### Direction
Reproduce all of the data with every instance of "perspective view" swapped for "oblique view" and nothing else changed. Leave the pictures out of your answer.

### Task material

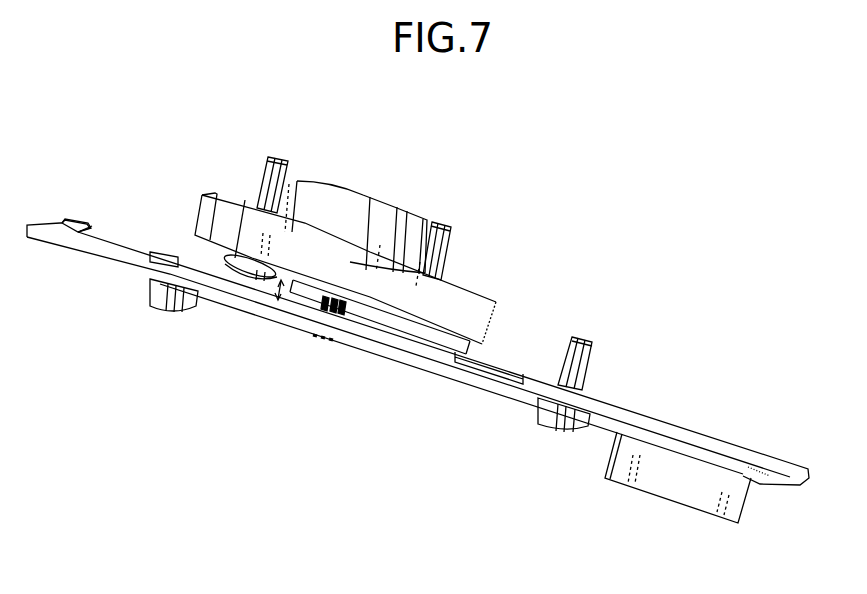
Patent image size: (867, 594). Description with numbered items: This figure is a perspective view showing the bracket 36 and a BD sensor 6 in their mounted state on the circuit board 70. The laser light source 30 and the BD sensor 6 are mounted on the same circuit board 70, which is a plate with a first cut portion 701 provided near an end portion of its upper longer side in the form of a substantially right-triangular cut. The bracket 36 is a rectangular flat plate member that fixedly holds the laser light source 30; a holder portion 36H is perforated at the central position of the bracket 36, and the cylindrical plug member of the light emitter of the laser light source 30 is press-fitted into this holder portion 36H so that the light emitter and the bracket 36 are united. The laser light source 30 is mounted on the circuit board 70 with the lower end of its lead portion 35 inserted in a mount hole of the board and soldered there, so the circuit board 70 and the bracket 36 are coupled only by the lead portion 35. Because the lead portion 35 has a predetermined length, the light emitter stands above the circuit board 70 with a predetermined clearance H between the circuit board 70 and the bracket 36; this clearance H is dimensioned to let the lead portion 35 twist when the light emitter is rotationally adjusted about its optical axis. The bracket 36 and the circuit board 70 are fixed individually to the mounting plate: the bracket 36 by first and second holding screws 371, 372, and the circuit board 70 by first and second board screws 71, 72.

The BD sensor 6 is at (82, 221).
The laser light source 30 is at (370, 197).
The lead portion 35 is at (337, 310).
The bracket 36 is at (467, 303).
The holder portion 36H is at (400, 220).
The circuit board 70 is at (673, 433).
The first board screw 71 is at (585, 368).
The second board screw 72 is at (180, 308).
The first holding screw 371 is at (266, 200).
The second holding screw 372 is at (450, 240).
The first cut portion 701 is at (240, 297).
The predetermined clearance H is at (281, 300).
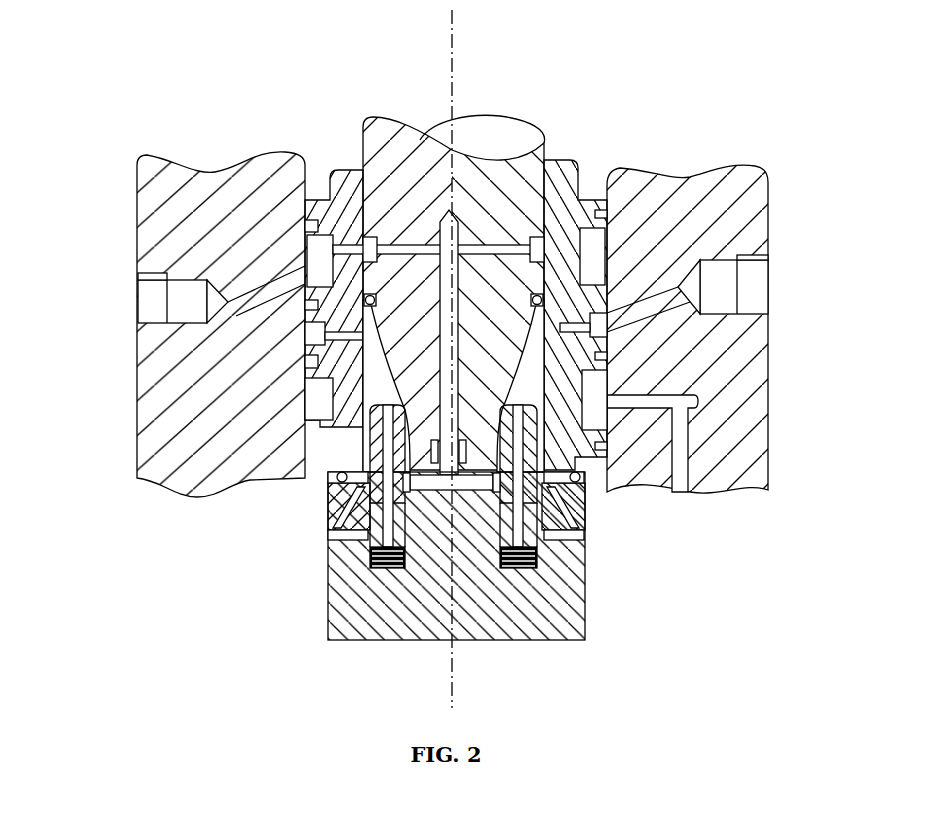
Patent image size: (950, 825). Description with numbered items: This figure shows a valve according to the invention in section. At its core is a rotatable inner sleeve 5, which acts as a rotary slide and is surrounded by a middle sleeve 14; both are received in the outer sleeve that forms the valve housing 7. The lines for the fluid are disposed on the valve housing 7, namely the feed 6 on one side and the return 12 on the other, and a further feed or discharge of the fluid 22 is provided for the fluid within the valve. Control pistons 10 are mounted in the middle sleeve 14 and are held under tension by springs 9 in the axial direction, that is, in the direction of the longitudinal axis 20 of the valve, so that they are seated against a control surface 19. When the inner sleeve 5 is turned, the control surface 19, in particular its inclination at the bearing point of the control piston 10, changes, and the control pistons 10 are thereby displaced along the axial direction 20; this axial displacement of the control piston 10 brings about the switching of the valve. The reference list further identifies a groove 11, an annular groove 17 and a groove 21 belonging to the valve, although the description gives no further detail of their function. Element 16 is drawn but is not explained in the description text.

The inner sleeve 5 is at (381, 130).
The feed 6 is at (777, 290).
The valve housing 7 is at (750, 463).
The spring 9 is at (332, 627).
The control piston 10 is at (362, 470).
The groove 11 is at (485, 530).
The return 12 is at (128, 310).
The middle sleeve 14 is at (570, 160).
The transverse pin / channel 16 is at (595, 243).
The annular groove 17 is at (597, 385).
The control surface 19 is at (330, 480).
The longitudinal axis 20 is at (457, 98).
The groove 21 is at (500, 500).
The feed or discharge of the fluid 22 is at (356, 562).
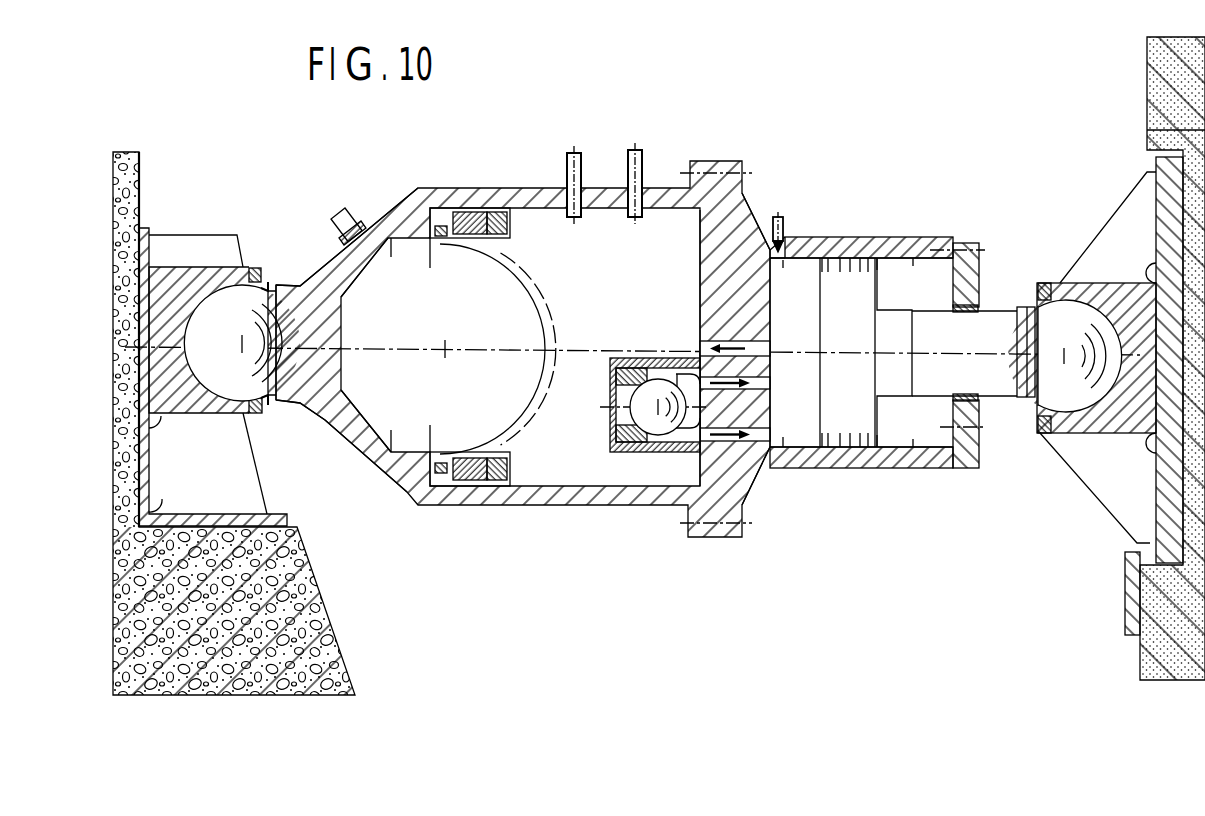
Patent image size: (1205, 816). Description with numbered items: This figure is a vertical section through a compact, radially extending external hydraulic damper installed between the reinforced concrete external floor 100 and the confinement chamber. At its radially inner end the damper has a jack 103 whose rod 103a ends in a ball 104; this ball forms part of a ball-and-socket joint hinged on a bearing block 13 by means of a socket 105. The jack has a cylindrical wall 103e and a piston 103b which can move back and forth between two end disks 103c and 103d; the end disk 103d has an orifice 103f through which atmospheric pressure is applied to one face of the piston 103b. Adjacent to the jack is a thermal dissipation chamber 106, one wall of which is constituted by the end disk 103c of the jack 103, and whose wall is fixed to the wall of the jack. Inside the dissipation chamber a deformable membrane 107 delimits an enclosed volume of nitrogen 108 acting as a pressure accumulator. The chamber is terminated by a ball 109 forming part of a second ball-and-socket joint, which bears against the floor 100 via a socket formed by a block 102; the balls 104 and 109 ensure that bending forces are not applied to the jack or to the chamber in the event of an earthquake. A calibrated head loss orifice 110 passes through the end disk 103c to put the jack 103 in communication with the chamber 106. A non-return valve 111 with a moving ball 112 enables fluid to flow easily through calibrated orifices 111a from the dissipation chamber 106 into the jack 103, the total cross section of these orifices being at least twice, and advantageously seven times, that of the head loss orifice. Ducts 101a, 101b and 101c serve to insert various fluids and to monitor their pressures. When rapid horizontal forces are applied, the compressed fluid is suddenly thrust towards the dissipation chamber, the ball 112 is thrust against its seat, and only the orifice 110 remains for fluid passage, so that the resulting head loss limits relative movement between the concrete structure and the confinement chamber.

### Completed task
Patent image size: (867, 594). Description with numbered items: This figure is a oblique view showing the bracket 36 and a BD sensor 6 in their mounted state on the circuit board 70. The laser light source 30 and the BD sensor 6 are mounted on the same circuit board 70, which is a plate with a first cut portion 701 provided near an end portion of its upper longer side in the form of a substantially right-triangular cut. The bracket 36 is a rectangular flat plate member that fixedly holds the laser light source 30; a holder portion 36H is perforated at the central position of the bracket 36, and the cylindrical plug member of the light emitter of the laser light source 30 is press-fitted into this holder portion 36H so that the light emitter and the bracket 36 are united. The laser light source 30 is mounted on the circuit board 70 with the lower end of its lead portion 35 inserted in a mount hole of the board and soldered there, so the circuit board 70 and the bracket 36 are coupled only by the lead portion 35. Because the lead portion 35 has a predetermined length, the light emitter stands above the circuit board 70 with a predetermined clearance H between the circuit board 70 and the bracket 36; this clearance H is dimensioned to let the lead portion 35 twist when the light emitter is rotationally adjusted about its optical axis. The bracket 36 and the circuit board 70 are fixed individually to the mounting plate: the bracket 36 by first and second holding screws 371, 372, and the circuit board 70 by first and second board screws 71, 72.

The BD sensor 6 is at (82, 221).
The laser light source 30 is at (370, 197).
The lead portion 35 is at (337, 310).
The bracket 36 is at (467, 303).
The holder portion 36H is at (400, 220).
The circuit board 70 is at (673, 433).
The first board screw 71 is at (585, 368).
The second board screw 72 is at (180, 308).
The first holding screw 371 is at (266, 200).
The second holding screw 372 is at (450, 240).
The first cut portion 701 is at (240, 297).
The predetermined clearance H is at (281, 300).
Patent image size: (950, 825). Description with numbered items: This figure shows a valve according to the invention in section. At its core is a rotatable inner sleeve 5, which acts as a rotary slide and is surrounded by a middle sleeve 14; both are received in the outer sleeve that forms the valve housing 7. The lines for the fluid are disposed on the valve housing 7, namely the feed 6 on one side and the return 12 on the other, and a further feed or discharge of the fluid 22 is provided for the fluid within the valve. Control pistons 10 are mounted in the middle sleeve 14 and are held under tension by springs 9 in the axial direction, that is, in the direction of the longitudinal axis 20 of the valve, so that they are seated against a control surface 19. When the inner sleeve 5 is turned, the control surface 19, in particular its inclination at the bearing point of the control piston 10, changes, and the control pistons 10 are thereby displaced along the axial direction 20; this axial displacement of the control piston 10 brings about the switching of the valve. The reference list further identifies a groove 11, an annular groove 17 and a groove 21 belonging to the valve, although the description gives no further detail of their function. Element 16 is drawn but is not explained in the description text.

The inner sleeve 5 is at (381, 130).
The feed 6 is at (777, 290).
The valve housing 7 is at (750, 463).
The spring 9 is at (332, 627).
The control piston 10 is at (362, 470).
The groove 11 is at (485, 530).
The return 12 is at (128, 310).
The middle sleeve 14 is at (570, 160).
The transverse pin / channel 16 is at (595, 243).
The annular groove 17 is at (597, 385).
The control surface 19 is at (330, 480).
The longitudinal axis 20 is at (457, 98).
The groove 21 is at (500, 500).
The feed or discharge of the fluid 22 is at (356, 562).
Patent image size: (1205, 816). Description with numbered items: This figure is a vertical section through a compact, radially extending external hydraulic damper installed between the reinforced concrete external floor 100 and the confinement chamber. At its radially inner end the damper has a jack 103 whose rod 103a ends in a ball 104; this ball forms part of a ball-and-socket joint hinged on a bearing block 13 by means of a socket 105. The jack has a cylindrical wall 103e and a piston 103b which can move back and forth between two end disks 103c and 103d; the end disk 103d has an orifice 103f through which atmospheric pressure is applied to one face of the piston 103b. Adjacent to the jack is a thermal dissipation chamber 106, one wall of which is constituted by the end disk 103c of the jack 103, and whose wall is fixed to the wall of the jack. Inside the dissipation chamber a deformable membrane 107 delimits an enclosed volume of nitrogen 108 acting as a pressure accumulator. The chamber is terminated by a ball 109 forming part of a second ball-and-socket joint, which bears against the floor 100 via a socket formed by a block 102; the balls 104 and 109 ensure that bending forces are not applied to the jack or to the chamber in the event of an earthquake. A calibrated head loss orifice 110 passes through the end disk 103c to put the jack 103 in communication with the chamber 106. A non-return valve 111 with a moving ball 112 enables fluid to flow easily through calibrated orifices 111a from the dissipation chamber 106 into the jack 103, the total cross section of these orifices being at least twice, and advantageously seven times, that of the head loss orifice. Ducts 101a, 101b and 101c serve to insert various fluids and to monitor their pressures. When rapid horizontal forces are applied, the compressed fluid is suddenly thrust towards the dissipation chamber, the ball 112 is thrust against its seat, and only the orifice 110 remains for fluid passage, so that the resulting head loss limits relative movement between the concrete structure and the confinement chamber.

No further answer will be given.